[Stored entries]
* * *

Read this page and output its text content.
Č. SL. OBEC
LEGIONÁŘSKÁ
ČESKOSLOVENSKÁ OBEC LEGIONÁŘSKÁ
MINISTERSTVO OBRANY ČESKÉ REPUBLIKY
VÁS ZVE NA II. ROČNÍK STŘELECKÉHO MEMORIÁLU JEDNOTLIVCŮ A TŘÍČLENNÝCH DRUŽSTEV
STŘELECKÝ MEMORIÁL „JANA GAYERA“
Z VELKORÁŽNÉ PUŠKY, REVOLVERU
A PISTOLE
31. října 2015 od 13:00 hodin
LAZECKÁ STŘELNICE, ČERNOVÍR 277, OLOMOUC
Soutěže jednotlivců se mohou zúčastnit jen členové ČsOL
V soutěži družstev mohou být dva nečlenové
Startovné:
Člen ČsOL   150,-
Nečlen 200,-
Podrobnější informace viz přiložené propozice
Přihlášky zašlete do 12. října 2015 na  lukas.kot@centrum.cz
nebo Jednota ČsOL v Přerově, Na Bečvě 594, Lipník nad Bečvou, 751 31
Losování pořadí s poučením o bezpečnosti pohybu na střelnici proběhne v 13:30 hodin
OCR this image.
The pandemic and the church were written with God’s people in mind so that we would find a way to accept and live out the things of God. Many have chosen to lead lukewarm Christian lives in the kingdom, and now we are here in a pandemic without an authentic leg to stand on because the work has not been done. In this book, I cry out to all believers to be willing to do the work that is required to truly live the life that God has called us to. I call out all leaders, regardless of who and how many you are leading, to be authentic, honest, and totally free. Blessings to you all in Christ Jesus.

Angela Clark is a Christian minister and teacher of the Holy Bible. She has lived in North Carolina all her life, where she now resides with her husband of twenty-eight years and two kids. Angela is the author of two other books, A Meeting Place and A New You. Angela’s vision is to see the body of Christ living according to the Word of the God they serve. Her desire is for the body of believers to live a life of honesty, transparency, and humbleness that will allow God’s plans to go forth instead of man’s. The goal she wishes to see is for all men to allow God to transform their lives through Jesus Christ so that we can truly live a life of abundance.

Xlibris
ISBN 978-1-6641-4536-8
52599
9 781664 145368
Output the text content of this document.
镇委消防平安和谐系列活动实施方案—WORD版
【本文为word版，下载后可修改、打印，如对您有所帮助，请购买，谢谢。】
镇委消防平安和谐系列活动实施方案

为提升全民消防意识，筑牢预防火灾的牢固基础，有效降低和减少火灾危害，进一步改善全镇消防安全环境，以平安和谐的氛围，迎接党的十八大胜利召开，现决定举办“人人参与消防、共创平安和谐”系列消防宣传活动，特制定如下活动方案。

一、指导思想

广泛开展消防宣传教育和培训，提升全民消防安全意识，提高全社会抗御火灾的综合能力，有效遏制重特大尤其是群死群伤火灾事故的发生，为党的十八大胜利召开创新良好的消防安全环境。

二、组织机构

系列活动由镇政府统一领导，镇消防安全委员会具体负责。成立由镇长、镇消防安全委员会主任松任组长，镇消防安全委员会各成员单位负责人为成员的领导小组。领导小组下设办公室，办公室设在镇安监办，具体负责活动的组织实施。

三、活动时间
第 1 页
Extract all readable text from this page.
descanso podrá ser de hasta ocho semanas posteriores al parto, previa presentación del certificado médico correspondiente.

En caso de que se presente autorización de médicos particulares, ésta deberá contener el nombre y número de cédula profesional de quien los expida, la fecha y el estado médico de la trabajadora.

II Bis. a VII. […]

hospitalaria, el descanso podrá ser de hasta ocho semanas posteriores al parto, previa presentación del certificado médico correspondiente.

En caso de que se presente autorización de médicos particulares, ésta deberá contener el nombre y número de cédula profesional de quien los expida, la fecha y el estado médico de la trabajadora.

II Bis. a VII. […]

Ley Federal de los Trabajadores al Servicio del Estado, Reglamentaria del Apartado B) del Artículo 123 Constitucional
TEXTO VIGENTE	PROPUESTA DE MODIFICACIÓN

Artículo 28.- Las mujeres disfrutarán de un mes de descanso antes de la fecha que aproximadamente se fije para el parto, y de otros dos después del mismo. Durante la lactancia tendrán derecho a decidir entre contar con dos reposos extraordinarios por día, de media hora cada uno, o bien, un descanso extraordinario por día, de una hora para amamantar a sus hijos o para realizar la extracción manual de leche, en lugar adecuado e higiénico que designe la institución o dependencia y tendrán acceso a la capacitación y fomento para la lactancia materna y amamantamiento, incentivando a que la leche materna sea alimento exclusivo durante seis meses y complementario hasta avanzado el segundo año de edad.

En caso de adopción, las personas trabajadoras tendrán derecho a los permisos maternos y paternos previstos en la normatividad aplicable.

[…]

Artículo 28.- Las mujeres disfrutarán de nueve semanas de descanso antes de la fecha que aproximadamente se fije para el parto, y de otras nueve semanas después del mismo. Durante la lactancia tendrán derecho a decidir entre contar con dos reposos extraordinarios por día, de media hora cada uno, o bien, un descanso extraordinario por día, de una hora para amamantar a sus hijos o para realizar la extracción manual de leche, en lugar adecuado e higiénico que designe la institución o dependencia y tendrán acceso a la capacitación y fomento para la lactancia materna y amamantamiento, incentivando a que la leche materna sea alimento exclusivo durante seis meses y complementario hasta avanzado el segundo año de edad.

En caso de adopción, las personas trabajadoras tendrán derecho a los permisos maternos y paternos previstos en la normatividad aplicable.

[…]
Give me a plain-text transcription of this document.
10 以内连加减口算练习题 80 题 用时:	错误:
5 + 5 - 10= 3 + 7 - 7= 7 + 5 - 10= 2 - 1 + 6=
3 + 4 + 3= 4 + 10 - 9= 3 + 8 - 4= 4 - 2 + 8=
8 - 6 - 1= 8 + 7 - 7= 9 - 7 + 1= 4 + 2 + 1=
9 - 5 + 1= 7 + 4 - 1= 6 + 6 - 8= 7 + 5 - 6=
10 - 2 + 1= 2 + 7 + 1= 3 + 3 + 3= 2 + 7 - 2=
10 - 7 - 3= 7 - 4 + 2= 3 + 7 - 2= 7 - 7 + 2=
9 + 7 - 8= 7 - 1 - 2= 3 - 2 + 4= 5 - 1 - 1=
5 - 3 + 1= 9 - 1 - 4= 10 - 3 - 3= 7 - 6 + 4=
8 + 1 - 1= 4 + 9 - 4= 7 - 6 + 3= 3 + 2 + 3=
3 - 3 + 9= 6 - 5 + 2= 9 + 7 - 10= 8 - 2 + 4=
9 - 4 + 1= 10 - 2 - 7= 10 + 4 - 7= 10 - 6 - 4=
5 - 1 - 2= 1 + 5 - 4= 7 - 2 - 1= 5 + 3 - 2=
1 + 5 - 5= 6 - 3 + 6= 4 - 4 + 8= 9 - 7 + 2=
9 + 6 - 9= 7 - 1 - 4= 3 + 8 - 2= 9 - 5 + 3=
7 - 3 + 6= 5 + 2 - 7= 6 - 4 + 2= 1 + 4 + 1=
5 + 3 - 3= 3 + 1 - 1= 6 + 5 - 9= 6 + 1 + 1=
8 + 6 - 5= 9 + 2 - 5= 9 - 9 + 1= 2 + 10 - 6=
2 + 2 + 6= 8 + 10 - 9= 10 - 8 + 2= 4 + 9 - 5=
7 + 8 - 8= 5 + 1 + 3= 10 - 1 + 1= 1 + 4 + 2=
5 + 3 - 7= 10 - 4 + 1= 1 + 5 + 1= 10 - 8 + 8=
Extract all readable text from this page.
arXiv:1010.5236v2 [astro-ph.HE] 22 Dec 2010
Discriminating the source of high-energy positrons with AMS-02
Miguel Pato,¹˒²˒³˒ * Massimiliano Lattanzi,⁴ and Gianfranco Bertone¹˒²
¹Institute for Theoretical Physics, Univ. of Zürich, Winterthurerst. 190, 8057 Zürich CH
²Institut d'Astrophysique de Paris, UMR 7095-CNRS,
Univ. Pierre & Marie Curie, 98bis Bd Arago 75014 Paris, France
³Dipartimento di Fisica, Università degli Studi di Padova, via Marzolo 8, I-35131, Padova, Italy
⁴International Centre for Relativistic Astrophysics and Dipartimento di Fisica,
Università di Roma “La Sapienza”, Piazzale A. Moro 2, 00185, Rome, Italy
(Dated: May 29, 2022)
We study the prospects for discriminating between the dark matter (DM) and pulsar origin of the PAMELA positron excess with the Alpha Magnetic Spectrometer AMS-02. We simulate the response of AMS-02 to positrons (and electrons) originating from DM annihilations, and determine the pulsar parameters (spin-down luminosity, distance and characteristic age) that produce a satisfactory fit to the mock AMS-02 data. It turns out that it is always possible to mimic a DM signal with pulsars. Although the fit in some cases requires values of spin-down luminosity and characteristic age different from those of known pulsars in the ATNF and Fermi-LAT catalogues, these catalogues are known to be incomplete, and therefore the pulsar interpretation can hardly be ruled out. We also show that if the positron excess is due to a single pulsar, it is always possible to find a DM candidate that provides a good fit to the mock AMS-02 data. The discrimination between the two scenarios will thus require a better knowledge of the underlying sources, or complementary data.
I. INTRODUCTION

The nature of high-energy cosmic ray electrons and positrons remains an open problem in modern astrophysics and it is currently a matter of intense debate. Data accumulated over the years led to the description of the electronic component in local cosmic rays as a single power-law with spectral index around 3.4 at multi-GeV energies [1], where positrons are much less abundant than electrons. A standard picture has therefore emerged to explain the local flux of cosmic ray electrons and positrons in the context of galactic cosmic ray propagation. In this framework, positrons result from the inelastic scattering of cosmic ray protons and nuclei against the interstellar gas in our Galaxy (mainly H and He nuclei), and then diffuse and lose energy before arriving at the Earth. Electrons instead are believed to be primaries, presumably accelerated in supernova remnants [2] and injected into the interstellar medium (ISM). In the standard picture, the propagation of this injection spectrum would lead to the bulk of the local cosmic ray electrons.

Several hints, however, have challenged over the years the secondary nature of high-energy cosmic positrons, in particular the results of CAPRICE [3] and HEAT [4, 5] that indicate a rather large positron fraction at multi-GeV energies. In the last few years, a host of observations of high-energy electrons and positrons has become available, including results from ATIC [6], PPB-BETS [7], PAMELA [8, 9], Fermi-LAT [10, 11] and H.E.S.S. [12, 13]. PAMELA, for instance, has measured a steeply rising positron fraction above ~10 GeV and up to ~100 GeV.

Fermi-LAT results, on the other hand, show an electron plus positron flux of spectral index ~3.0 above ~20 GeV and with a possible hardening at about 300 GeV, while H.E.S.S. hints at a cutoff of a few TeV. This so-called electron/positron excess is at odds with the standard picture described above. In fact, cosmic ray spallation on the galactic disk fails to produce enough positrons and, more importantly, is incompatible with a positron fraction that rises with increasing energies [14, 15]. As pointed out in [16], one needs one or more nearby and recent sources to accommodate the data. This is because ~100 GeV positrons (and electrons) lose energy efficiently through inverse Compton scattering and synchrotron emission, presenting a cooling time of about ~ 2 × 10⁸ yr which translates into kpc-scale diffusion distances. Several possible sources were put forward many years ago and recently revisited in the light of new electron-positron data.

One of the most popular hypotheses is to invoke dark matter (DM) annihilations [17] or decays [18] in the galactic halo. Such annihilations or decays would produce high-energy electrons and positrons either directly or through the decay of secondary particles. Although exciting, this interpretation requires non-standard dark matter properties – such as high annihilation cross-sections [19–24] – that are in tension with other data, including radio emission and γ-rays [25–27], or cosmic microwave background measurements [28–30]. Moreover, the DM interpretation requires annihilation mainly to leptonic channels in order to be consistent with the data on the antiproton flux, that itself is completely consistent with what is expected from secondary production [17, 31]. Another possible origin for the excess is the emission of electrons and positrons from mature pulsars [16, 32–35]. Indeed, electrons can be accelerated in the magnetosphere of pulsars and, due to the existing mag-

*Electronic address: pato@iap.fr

* * *

= The request =
Scan the material above. Copy each line that holds the word "Università".

= Written reply =
³Dipartimento di Fisica, Università degli Studi di Padova, via Marzolo 8, I-35131, Padova, Italy
Università di Roma “La Sapienza”, Piazzale A. Moro 2, 00185, Rome, Italy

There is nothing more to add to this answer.